* Written request: Continue the passage below about life among the Nicaraguan people, starting right after its last sentence.

Perhaps the number one thing that drew me to Nicaragua was it’s people. Every time I visited Nicaragua I was amazed at the love, passion, humility, and fortitude of the Nicaraguan people. They are a pleasure to both serve and to learn from. Yet, just like adjusting to any culture, there are some aspects here that make me shake my head. Now, to be fair, there were aspects of my previous two communities in the States I judged as well (I never understood why Wisconsinites put noodles in their chili, or why all dishes in Iowa require a can of creamy soup). Lately, I’ve been deriding the Nicaraguan practice of wetting down dirt roads in the morning. First of all, this means that my shoes are constantly getting muddy, which means my floor is constantly getting muddy. Second, it seems quite senseless to me, as Nicaragua has a major water shortage (there is a community near us in rapid decline because of its lack of a secure water source). Every time I see someone throwing a bucket of water on the street I want to scream about what a waste it is.

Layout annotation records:

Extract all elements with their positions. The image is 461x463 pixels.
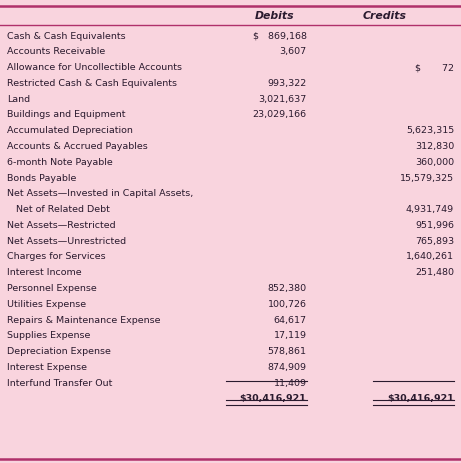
- Text: 312,830: 312,830: [415, 142, 454, 150]
- Text: Net Assets—Unrestricted: Net Assets—Unrestricted: [7, 236, 126, 245]
- Text: Debits: Debits: [254, 11, 294, 21]
- Text: 17,119: 17,119: [273, 331, 307, 339]
- Text: Net of Related Debt: Net of Related Debt: [7, 205, 110, 213]
- Text: $30,416,921: $30,416,921: [387, 394, 454, 402]
- Text: 11,409: 11,409: [273, 378, 307, 387]
- Text: 360,000: 360,000: [415, 157, 454, 166]
- Text: Credits: Credits: [363, 11, 407, 21]
- Text: Depreciation Expense: Depreciation Expense: [7, 346, 111, 355]
- Text: 1,640,261: 1,640,261: [406, 252, 454, 261]
- Text: 5,623,315: 5,623,315: [406, 126, 454, 135]
- Text: 23,029,166: 23,029,166: [253, 110, 307, 119]
- Text: Personnel Expense: Personnel Expense: [7, 283, 97, 292]
- Text: Interest Income: Interest Income: [7, 268, 82, 276]
- Text: Bonds Payable: Bonds Payable: [7, 173, 76, 182]
- Text: 993,322: 993,322: [267, 79, 307, 88]
- Text: Restricted Cash & Cash Equivalents: Restricted Cash & Cash Equivalents: [7, 79, 177, 88]
- Text: 64,617: 64,617: [273, 315, 307, 324]
- Text: $   869,168: $ 869,168: [253, 31, 307, 40]
- Text: 3,607: 3,607: [279, 47, 307, 56]
- Text: 578,861: 578,861: [267, 346, 307, 355]
- Text: Cash & Cash Equivalents: Cash & Cash Equivalents: [7, 31, 125, 40]
- Text: $30,416,921: $30,416,921: [240, 394, 307, 402]
- Text: Supplies Expense: Supplies Expense: [7, 331, 90, 339]
- Text: Net Assets—Restricted: Net Assets—Restricted: [7, 220, 116, 229]
- Text: Allowance for Uncollectible Accounts: Allowance for Uncollectible Accounts: [7, 63, 182, 72]
- Text: 251,480: 251,480: [415, 268, 454, 276]
- Text: Charges for Services: Charges for Services: [7, 252, 106, 261]
- Text: Buildings and Equipment: Buildings and Equipment: [7, 110, 125, 119]
- Text: 15,579,325: 15,579,325: [400, 173, 454, 182]
- Text: Utilities Expense: Utilities Expense: [7, 299, 86, 308]
- Text: 6-month Note Payable: 6-month Note Payable: [7, 157, 112, 166]
- Text: $       72: $ 72: [415, 63, 454, 72]
- Text: Interest Expense: Interest Expense: [7, 362, 87, 371]
- Text: Accounts Receivable: Accounts Receivable: [7, 47, 105, 56]
- Text: 3,021,637: 3,021,637: [258, 94, 307, 103]
- Text: 951,996: 951,996: [415, 220, 454, 229]
- Text: 874,909: 874,909: [267, 362, 307, 371]
- Text: 4,931,749: 4,931,749: [406, 205, 454, 213]
- Text: 852,380: 852,380: [267, 283, 307, 292]
- Text: Accounts & Accrued Payables: Accounts & Accrued Payables: [7, 142, 148, 150]
- Text: 765,893: 765,893: [415, 236, 454, 245]
- Text: Land: Land: [7, 94, 30, 103]
- Text: Interfund Transfer Out: Interfund Transfer Out: [7, 378, 112, 387]
- Text: Net Assets—Invested in Capital Assets,: Net Assets—Invested in Capital Assets,: [7, 189, 193, 198]
- Text: Repairs & Maintenance Expense: Repairs & Maintenance Expense: [7, 315, 160, 324]
- Text: 100,726: 100,726: [267, 299, 307, 308]
- Text: Accumulated Depreciation: Accumulated Depreciation: [7, 126, 133, 135]
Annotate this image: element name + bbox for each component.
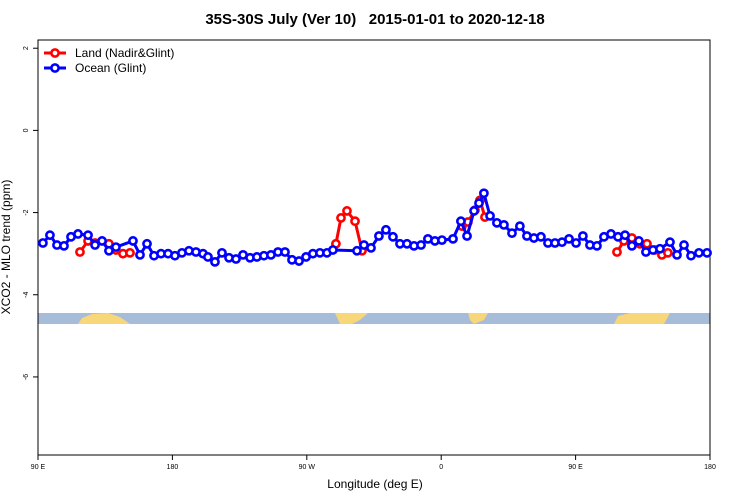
data-point [437, 235, 447, 246]
data-point [456, 216, 466, 227]
data-point [142, 238, 152, 249]
plot-frame [37, 39, 711, 456]
data-point [83, 230, 93, 241]
data-point [448, 233, 458, 244]
data-point [104, 245, 114, 256]
y-tick-label: -2 [23, 209, 30, 215]
data-point [75, 247, 85, 257]
data-point [592, 240, 602, 251]
data-point [352, 245, 362, 256]
x-tick-label: 180 [167, 464, 179, 471]
y-tick-label: -4 [23, 292, 30, 298]
x-tick-label: 90 W [299, 464, 316, 471]
data-point [514, 221, 525, 232]
x-tick-label: 0 [439, 464, 443, 471]
data-point [672, 249, 682, 260]
data-point [499, 220, 509, 230]
ocean-band [38, 313, 710, 324]
data-point [342, 206, 352, 216]
x-tick-label: 180 [704, 464, 716, 471]
data-point [416, 240, 426, 250]
land-shape [614, 313, 670, 324]
data-point [462, 231, 472, 241]
chart-title: 35S-30S July (Ver 10) 2015-01-01 to 2020… [205, 11, 544, 28]
data-point [210, 256, 220, 267]
data-point [73, 229, 83, 239]
data-point [280, 247, 290, 257]
y-tick-label: -6 [23, 374, 30, 380]
legend-marker [50, 63, 60, 73]
data-point [125, 247, 135, 258]
data-point [97, 236, 107, 246]
y-tick-label: 2 [23, 46, 30, 50]
data-point [203, 252, 213, 262]
data-point [612, 247, 622, 257]
data-point [662, 247, 673, 258]
data-point [564, 233, 574, 244]
data-point [679, 240, 689, 250]
data-point [469, 206, 479, 216]
data-point [578, 231, 588, 241]
data-point [336, 213, 346, 223]
land-shape [335, 313, 368, 324]
data-point [686, 250, 696, 261]
data-point [507, 228, 517, 239]
data-point [217, 247, 227, 258]
data-point [620, 230, 630, 241]
data-point [642, 238, 652, 249]
data-point [634, 236, 644, 246]
data-point [294, 256, 304, 266]
data-point [388, 231, 398, 242]
data-point [350, 216, 360, 227]
y-tick-label: 0 [23, 128, 30, 132]
legend-label: Ocean (Glint) [75, 61, 146, 75]
data-point [59, 240, 69, 251]
data-point [702, 247, 712, 258]
legend-marker [50, 48, 60, 58]
continent-strip [38, 313, 710, 324]
data-point [128, 236, 138, 246]
data-point [374, 231, 384, 241]
data-point [90, 240, 100, 250]
x-tick-label: 90 E [31, 464, 46, 471]
data-point [366, 243, 376, 253]
data-point [536, 231, 546, 242]
data-point [479, 188, 489, 199]
data-point [626, 240, 637, 251]
data-point [665, 237, 675, 248]
land-shape [78, 313, 130, 324]
data-point [45, 230, 55, 241]
legend-label: Land (Nadir&Glint) [75, 46, 174, 60]
data-point [485, 210, 495, 221]
data-point [111, 242, 121, 252]
y-axis-label: XCO2 - MLO trend (ppm) [0, 180, 13, 315]
x-tick-label: 90 E [568, 464, 583, 471]
data-point [655, 243, 665, 254]
data-point [135, 249, 145, 260]
data-point [328, 245, 338, 255]
data-point [231, 254, 241, 264]
land-shape [468, 313, 488, 324]
data-point [474, 198, 484, 209]
data-point [381, 224, 391, 235]
data-point [38, 238, 48, 248]
data-point [571, 238, 581, 248]
x-axis-label: Longitude (deg E) [327, 477, 422, 491]
data-point [694, 247, 704, 258]
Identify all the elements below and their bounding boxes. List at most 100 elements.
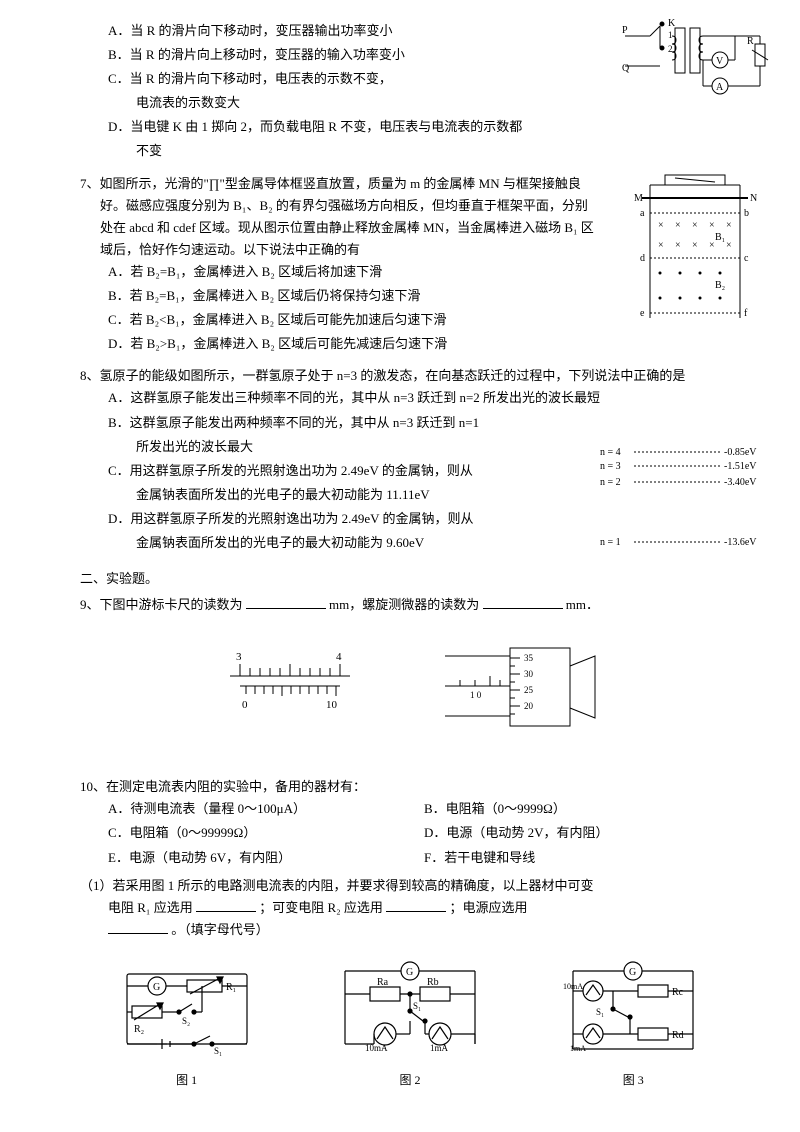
svg-text:×: × xyxy=(709,220,715,231)
svg-text:Rc: Rc xyxy=(672,987,684,998)
svg-text:-3.40eV: -3.40eV xyxy=(724,477,757,488)
svg-text:n = 3: n = 3 xyxy=(600,461,621,472)
svg-text:B₁: B₁ xyxy=(715,232,725,243)
svg-text:R₂: R₂ xyxy=(134,1024,144,1035)
q10-blank-r1[interactable] xyxy=(196,899,256,912)
svg-text:2: 2 xyxy=(668,44,673,54)
svg-text:S₁: S₁ xyxy=(214,1046,222,1056)
svg-text:×: × xyxy=(675,220,681,231)
svg-text:Q: Q xyxy=(622,63,630,74)
svg-text:×: × xyxy=(692,220,698,231)
svg-text:N: N xyxy=(750,193,757,204)
q10-p1e: 。（填字母代号） xyxy=(171,922,269,937)
svg-text:S₁: S₁ xyxy=(596,1007,604,1017)
q10-block: 10、在测定电流表内阻的实验中，备用的器材有： A．待测电流表（量程 0～100… xyxy=(80,776,740,1090)
q10-item-e: E．电源（电动势 6V，有内阻） xyxy=(108,847,424,869)
q9-blank-1[interactable] xyxy=(246,596,326,609)
q7-block: R M N a b d c e f ××××× ××××× B₁ xyxy=(80,173,740,356)
svg-text:d: d xyxy=(640,253,645,264)
svg-text:a: a xyxy=(640,208,645,219)
svg-text:B₂: B₂ xyxy=(715,280,725,291)
svg-text:35: 35 xyxy=(524,653,534,663)
svg-text:b: b xyxy=(744,208,749,219)
svg-text:A: A xyxy=(716,82,724,93)
q10-item-b: B．电阻箱（0～9999Ω） xyxy=(424,798,740,820)
svg-text:30: 30 xyxy=(524,669,534,679)
q9-block: 9、下图中游标卡尺的读数为 mm，螺旋测微器的读数为 mm． 3 4 0 10 xyxy=(80,594,740,736)
q10-blank-src[interactable] xyxy=(108,921,168,934)
svg-text:25: 25 xyxy=(524,685,534,695)
section-2-heading: 二、实验题。 xyxy=(80,568,740,590)
q8-opt-b: B．这群氢原子能发出两种频率不同的光，其中从 n=3 跃迁到 n=1 xyxy=(108,412,740,434)
svg-text:10: 10 xyxy=(326,699,338,711)
svg-text:Rd: Rd xyxy=(672,1030,684,1041)
svg-text:Rb: Rb xyxy=(427,977,439,988)
circuit-2: G Ra Rb S₁ 10mA 1mA xyxy=(325,959,495,1059)
fig2-label: 图 2 xyxy=(325,1070,495,1090)
svg-text:10mA: 10mA xyxy=(563,982,583,991)
svg-text:G: G xyxy=(629,967,636,978)
q10-item-c: C．电阻箱（0～99999Ω） xyxy=(108,822,424,844)
svg-text:f: f xyxy=(744,308,748,319)
svg-text:S₂: S₂ xyxy=(182,1016,190,1026)
svg-text:P: P xyxy=(622,25,628,36)
q6-options-block: P Q K 1 2 V R A A．当 R 的滑片向下移动时，变压器输出功率变小… xyxy=(80,20,740,163)
svg-text:4: 4 xyxy=(336,651,342,663)
q9-pre: 9、下图中游标卡尺的读数为 xyxy=(80,597,246,612)
svg-text:-13.6eV: -13.6eV xyxy=(724,537,757,548)
svg-text:K: K xyxy=(668,18,676,29)
q8-opt-a: A．这群氢原子能发出三种频率不同的光，其中从 n=3 跃迁到 n=2 所发出光的… xyxy=(108,387,740,409)
svg-text:S₁: S₁ xyxy=(413,1001,421,1011)
svg-text:0: 0 xyxy=(242,699,248,711)
svg-text:1: 1 xyxy=(668,30,673,40)
svg-text:c: c xyxy=(744,253,749,264)
svg-text:n = 2: n = 2 xyxy=(600,477,621,488)
svg-text:G: G xyxy=(153,982,160,993)
q10-stem: 10、在测定电流表内阻的实验中，备用的器材有： xyxy=(80,776,740,798)
circuit-1: G R₁ R₂ S₂ S₁ xyxy=(112,964,262,1059)
q10-p1c: ；可变电阻 R₂ 应选用 xyxy=(259,900,383,915)
energy-level-figure: n = 4 -0.85eV n = 3 -1.51eV n = 2 -3.40eV n… xyxy=(600,445,770,555)
rail-figure: R M N a b d c e f × × × × × × × × × × B₁ xyxy=(630,173,760,323)
svg-text:n = 4: n = 4 xyxy=(600,447,621,458)
svg-text:20: 20 xyxy=(524,701,534,711)
svg-text:×: × xyxy=(675,240,681,251)
svg-text:×: × xyxy=(658,240,664,251)
q10-blank-r2[interactable] xyxy=(386,899,446,912)
svg-text:G: G xyxy=(406,967,413,978)
fig1-label: 图 1 xyxy=(112,1070,262,1090)
svg-text:M: M xyxy=(634,193,643,204)
svg-text:e: e xyxy=(640,308,645,319)
q6-opt-d: D．当电键 K 由 1 掷向 2，而负载电阻 R 不变，电压表与电流表的示数都 xyxy=(108,116,740,138)
svg-text:×: × xyxy=(692,240,698,251)
svg-text:×: × xyxy=(726,240,732,251)
q10-p1d: ；电源应选用 xyxy=(449,900,527,915)
svg-text:×: × xyxy=(658,220,664,231)
svg-text:Ra: Ra xyxy=(377,977,389,988)
svg-text:R₁: R₁ xyxy=(226,982,236,993)
q10-item-f: F．若干电键和导线 xyxy=(424,847,740,869)
svg-text:-1.51eV: -1.51eV xyxy=(724,461,757,472)
svg-text:×: × xyxy=(709,240,715,251)
circuit-3: G 10mA Rc S₁ 1mA Rd xyxy=(558,959,708,1059)
q6-opt-d2: 不变 xyxy=(108,140,740,162)
q9-mid: mm，螺旋测微器的读数为 xyxy=(329,597,479,612)
fig3-label: 图 3 xyxy=(558,1070,708,1090)
q10-p1-line1: （1）若采用图 1 所示的电路测电流表的内阻，并要求得到较高的精确度，以上器材中… xyxy=(80,875,740,897)
q8-block: 8、氢原子的能级如图所示，一群氢原子处于 n=3 的激发态，在向基态跃迁的过程中… xyxy=(80,365,740,554)
q10-p1b: 电阻 R₁ 应选用 xyxy=(108,900,193,915)
transformer-figure: P Q K 1 2 V R A xyxy=(620,16,770,116)
q8-stem: 8、氢原子的能级如图所示，一群氢原子处于 n=3 的激发态，在向基态跃迁的过程中… xyxy=(80,365,740,387)
svg-text:R: R xyxy=(690,173,697,176)
micrometer-figure: 1 0 35 30 25 20 xyxy=(440,646,600,736)
svg-text:1 0: 1 0 xyxy=(470,690,482,700)
svg-text:3: 3 xyxy=(236,651,242,663)
svg-text:×: × xyxy=(726,220,732,231)
q9-blank-2[interactable] xyxy=(483,596,563,609)
q10-item-a: A．待测电流表（量程 0～100μA） xyxy=(108,798,424,820)
svg-text:n = 1: n = 1 xyxy=(600,537,621,548)
svg-text:-0.85eV: -0.85eV xyxy=(724,447,757,458)
vernier-caliper-figure: 3 4 0 10 xyxy=(220,646,360,716)
svg-text:R: R xyxy=(747,36,754,47)
q9-post: mm． xyxy=(566,597,599,612)
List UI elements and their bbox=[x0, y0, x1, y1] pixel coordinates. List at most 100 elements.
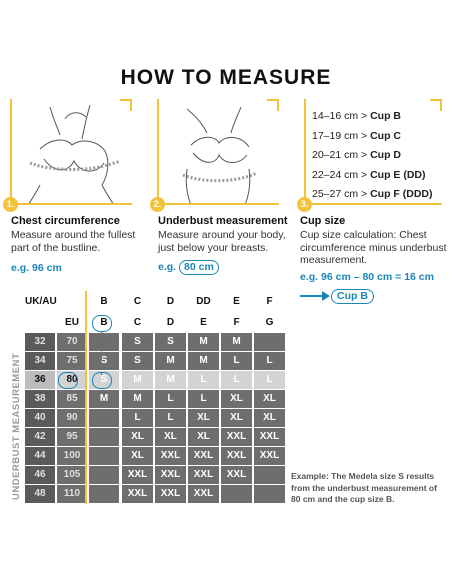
step-2-desc: Measure around your body, just below your… bbox=[158, 229, 286, 254]
uk-band-cell: 42 bbox=[25, 428, 55, 446]
size-cell: XXL bbox=[221, 447, 252, 465]
size-cell: XL bbox=[254, 409, 285, 427]
size-cell: S bbox=[122, 333, 153, 351]
size-cell: M bbox=[155, 371, 186, 389]
cup-row: 14–16 cm > Cup B bbox=[312, 110, 401, 122]
eu-band-cell: 95 bbox=[57, 428, 87, 446]
size-cell: XL bbox=[254, 390, 285, 408]
size-cell bbox=[89, 447, 119, 465]
header-cell bbox=[25, 312, 55, 334]
size-cell: M bbox=[155, 352, 186, 370]
size-cell bbox=[221, 485, 252, 503]
size-cell: XL bbox=[122, 428, 153, 446]
size-cell: XXL bbox=[221, 466, 252, 484]
size-cell: S bbox=[155, 333, 186, 351]
step-2-badge: 2. bbox=[150, 197, 165, 212]
illustration-underbust bbox=[157, 99, 279, 205]
size-cell: M bbox=[188, 352, 219, 370]
highlight-column-line bbox=[85, 291, 87, 504]
header-cell: D bbox=[155, 312, 186, 334]
size-cell: XXL bbox=[254, 447, 285, 465]
size-cell: XL bbox=[188, 428, 219, 446]
size-cell: L bbox=[188, 371, 219, 389]
arrow-right-icon bbox=[300, 291, 330, 301]
size-cell: L bbox=[155, 409, 186, 427]
cup-row: 20–21 cm > Cup D bbox=[312, 149, 401, 161]
underbust-axis-label: UNDERBUST MEASUREMENT bbox=[11, 352, 22, 500]
size-cell: XXL bbox=[122, 466, 153, 484]
eu-band-cell: 85 bbox=[57, 390, 87, 408]
uk-band-cell: 46 bbox=[25, 466, 55, 484]
cup-size-panel: 14–16 cm > Cup B 17–19 cm > Cup C 20–21 … bbox=[304, 99, 442, 205]
cup-result-oval: Cup B bbox=[331, 289, 374, 304]
size-cell bbox=[89, 485, 119, 503]
uk-band-cell: 44 bbox=[25, 447, 55, 465]
eu-band-cell: 105 bbox=[57, 466, 87, 484]
uk-band-cell: 36 bbox=[25, 371, 55, 389]
size-cell bbox=[254, 485, 285, 503]
size-cell: XXL bbox=[188, 466, 219, 484]
size-cell bbox=[254, 466, 285, 484]
illustration-chest bbox=[10, 99, 132, 205]
header-cell: B bbox=[89, 291, 119, 313]
size-cell: XXL bbox=[188, 447, 219, 465]
size-cell: XXL bbox=[188, 485, 219, 503]
size-cell: M bbox=[122, 371, 153, 389]
eu-band-cell: 100 bbox=[57, 447, 87, 465]
eu-band-cell: 70 bbox=[57, 333, 87, 351]
header-cell: DD bbox=[188, 291, 219, 313]
size-cell: XXL bbox=[155, 485, 186, 503]
size-cell: M bbox=[122, 390, 153, 408]
uk-band-cell: 34 bbox=[25, 352, 55, 370]
step-2-title: Underbust measurement bbox=[158, 215, 288, 227]
header-cell bbox=[57, 291, 87, 313]
header-cell: E bbox=[188, 312, 219, 334]
size-cell bbox=[254, 333, 285, 351]
eu-band-cell: 90 bbox=[57, 409, 87, 427]
header-cell: UK/AU bbox=[25, 291, 57, 313]
example-note: Example: The Medela size S results from … bbox=[291, 471, 437, 504]
uk-band-cell: 38 bbox=[25, 390, 55, 408]
size-cell bbox=[89, 466, 119, 484]
cup-size-list: 14–16 cm > Cup B 17–19 cm > Cup C 20–21 … bbox=[312, 107, 432, 205]
size-cell: XL bbox=[155, 428, 186, 446]
header-cell: F bbox=[221, 312, 252, 334]
size-cell: XL bbox=[188, 409, 219, 427]
size-cell: L bbox=[254, 352, 285, 370]
page-title: HOW TO MEASURE bbox=[120, 66, 332, 89]
eu-band-cell: 75 bbox=[57, 352, 87, 370]
uk-band-cell: 32 bbox=[25, 333, 55, 351]
header-cell: E bbox=[221, 291, 252, 313]
size-cell bbox=[89, 428, 119, 446]
size-cell: XL bbox=[221, 390, 252, 408]
dashed-guide bbox=[101, 331, 102, 375]
step-3-title: Cup size bbox=[300, 215, 346, 227]
size-cell: S bbox=[122, 352, 153, 370]
uk-band-cell: 40 bbox=[25, 409, 55, 427]
header-cell: C bbox=[122, 291, 153, 313]
step-3-example: e.g. 96 cm – 80 cm = 16 cm bbox=[300, 271, 434, 283]
size-cell: XL bbox=[122, 447, 153, 465]
step-1-desc: Measure around the fullest part of the bu… bbox=[11, 229, 136, 254]
cup-row: 17–19 cm > Cup C bbox=[312, 129, 401, 142]
eu-band-cell: 110 bbox=[57, 485, 87, 503]
highlight-cup-b bbox=[92, 315, 112, 332]
size-cell: L bbox=[188, 390, 219, 408]
step-1-title: Chest circumference bbox=[11, 215, 120, 227]
size-cell: L bbox=[221, 352, 252, 370]
cup-row: 25–27 cm > Cup F (DDD) bbox=[312, 188, 433, 200]
step-2-example: e.g. 80 cm bbox=[158, 260, 219, 275]
size-cell: XXL bbox=[221, 428, 252, 446]
highlight-size-s bbox=[92, 372, 112, 389]
header-cell: C bbox=[122, 312, 153, 334]
header-cell: EU bbox=[57, 312, 87, 334]
highlight-underbust-80 bbox=[58, 372, 78, 389]
header-cell: F bbox=[254, 291, 285, 313]
size-cell bbox=[89, 409, 119, 427]
step-1-badge: 1. bbox=[3, 197, 18, 212]
woman-underbust-measure-illustration bbox=[182, 106, 258, 205]
size-cell: XXL bbox=[155, 447, 186, 465]
size-cell: S bbox=[89, 352, 119, 370]
size-cell: L bbox=[221, 371, 252, 389]
uk-band-cell: 48 bbox=[25, 485, 55, 503]
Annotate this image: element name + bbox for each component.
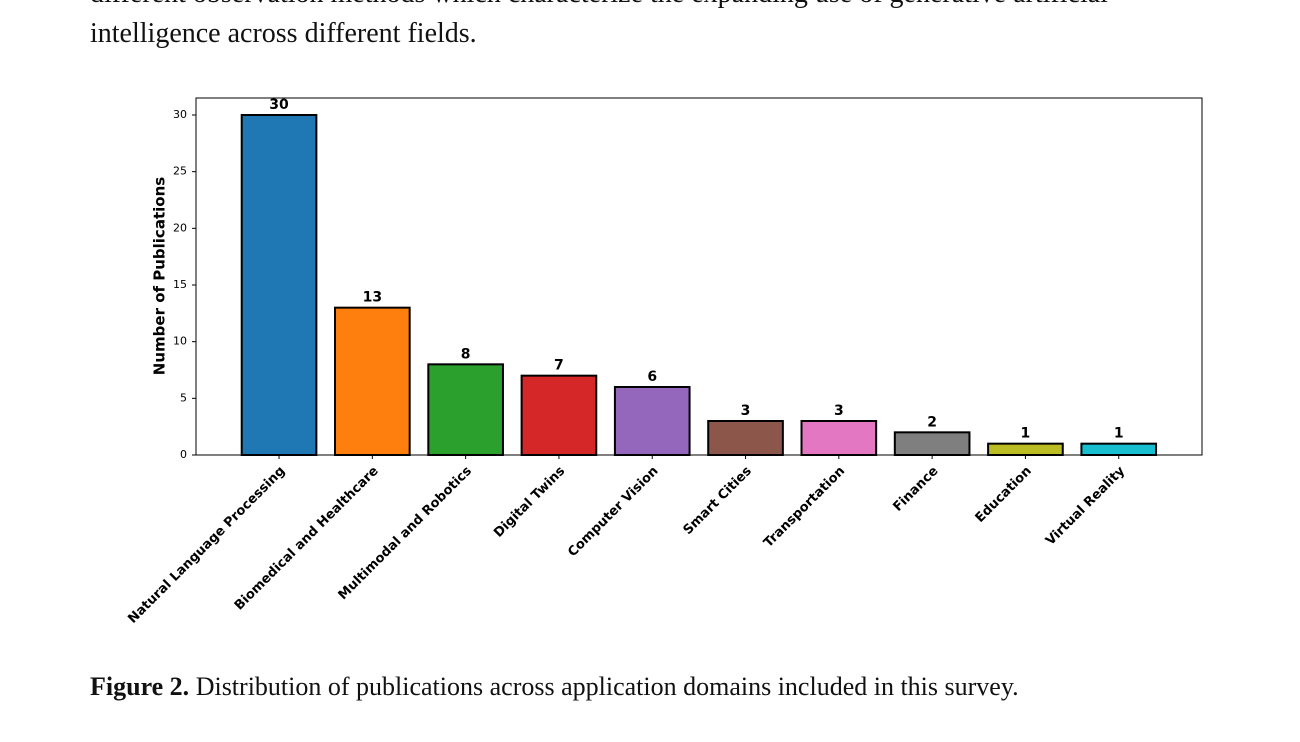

* Written reply:
Really, its ridiculously for me to be judging this Nicaraguan practice. First of all, there is a rationale to it. It’s currently the dry and windy season, which means TONS of dust. This dust not only constantly gets things dirty, but can cause problems with breathing and damage machinery. By wetting down the roads every morning people are helping to minimize these problems, which they see as worth the expenditure as water. Second, what right does an American have to judge others about water usage? We water our lawns simply for beauty, take exceedingly long showers, think little about water usage in our homes, and more. Yet, despite my own wastefulness of water, here I am judging the people of Nicaragua.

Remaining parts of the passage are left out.